> **EXERCISE**: Pull each line holding "What" out of the entries below.

Figure content listings:
:::
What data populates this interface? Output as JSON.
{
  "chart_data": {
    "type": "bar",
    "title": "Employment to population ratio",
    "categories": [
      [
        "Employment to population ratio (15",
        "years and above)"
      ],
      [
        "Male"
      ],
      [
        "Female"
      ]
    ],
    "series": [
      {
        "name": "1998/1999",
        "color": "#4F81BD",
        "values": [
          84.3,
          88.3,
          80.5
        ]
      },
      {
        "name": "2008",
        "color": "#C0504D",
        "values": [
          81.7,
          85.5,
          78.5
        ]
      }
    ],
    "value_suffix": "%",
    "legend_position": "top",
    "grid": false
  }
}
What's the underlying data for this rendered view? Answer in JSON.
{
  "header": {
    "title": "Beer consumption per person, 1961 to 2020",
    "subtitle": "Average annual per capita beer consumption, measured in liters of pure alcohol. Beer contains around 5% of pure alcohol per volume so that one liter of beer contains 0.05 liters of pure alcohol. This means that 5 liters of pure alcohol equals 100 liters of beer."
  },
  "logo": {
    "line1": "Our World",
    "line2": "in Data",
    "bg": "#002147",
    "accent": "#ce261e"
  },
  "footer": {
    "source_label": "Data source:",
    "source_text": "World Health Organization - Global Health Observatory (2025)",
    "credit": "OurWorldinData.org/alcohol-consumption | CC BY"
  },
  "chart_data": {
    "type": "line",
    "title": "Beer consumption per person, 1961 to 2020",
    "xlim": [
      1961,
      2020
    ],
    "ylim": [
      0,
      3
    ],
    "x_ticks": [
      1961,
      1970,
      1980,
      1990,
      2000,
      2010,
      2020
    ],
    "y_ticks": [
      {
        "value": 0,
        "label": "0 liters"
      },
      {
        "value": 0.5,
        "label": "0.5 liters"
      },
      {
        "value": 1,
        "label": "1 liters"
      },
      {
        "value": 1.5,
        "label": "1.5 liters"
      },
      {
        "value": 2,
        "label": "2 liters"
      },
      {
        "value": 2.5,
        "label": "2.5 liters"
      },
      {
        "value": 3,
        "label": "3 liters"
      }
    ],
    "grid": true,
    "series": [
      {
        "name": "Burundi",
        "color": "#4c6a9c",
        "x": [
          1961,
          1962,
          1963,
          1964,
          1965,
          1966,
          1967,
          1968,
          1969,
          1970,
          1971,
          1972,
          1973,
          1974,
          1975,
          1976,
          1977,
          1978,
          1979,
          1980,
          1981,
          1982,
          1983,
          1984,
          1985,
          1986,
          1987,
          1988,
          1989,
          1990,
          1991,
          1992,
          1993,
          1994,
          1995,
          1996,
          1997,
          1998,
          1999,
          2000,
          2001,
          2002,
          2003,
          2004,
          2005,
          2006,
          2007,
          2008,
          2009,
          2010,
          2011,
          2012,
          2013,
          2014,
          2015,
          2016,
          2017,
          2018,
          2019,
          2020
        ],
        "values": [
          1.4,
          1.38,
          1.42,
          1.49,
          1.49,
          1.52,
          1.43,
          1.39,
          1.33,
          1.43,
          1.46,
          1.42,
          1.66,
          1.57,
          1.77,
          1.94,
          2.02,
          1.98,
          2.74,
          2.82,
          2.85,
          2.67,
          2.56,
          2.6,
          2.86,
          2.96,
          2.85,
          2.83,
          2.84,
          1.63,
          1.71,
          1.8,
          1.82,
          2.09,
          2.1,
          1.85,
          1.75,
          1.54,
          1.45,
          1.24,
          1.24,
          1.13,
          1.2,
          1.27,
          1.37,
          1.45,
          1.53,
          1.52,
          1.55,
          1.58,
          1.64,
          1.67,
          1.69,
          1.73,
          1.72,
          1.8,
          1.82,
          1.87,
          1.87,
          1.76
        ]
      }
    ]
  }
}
:::
> **WRITTEN SOLUTION**:
What data populates this interface? Output as JSON.
What's the underlying data for this rendered view? Answer in JSON.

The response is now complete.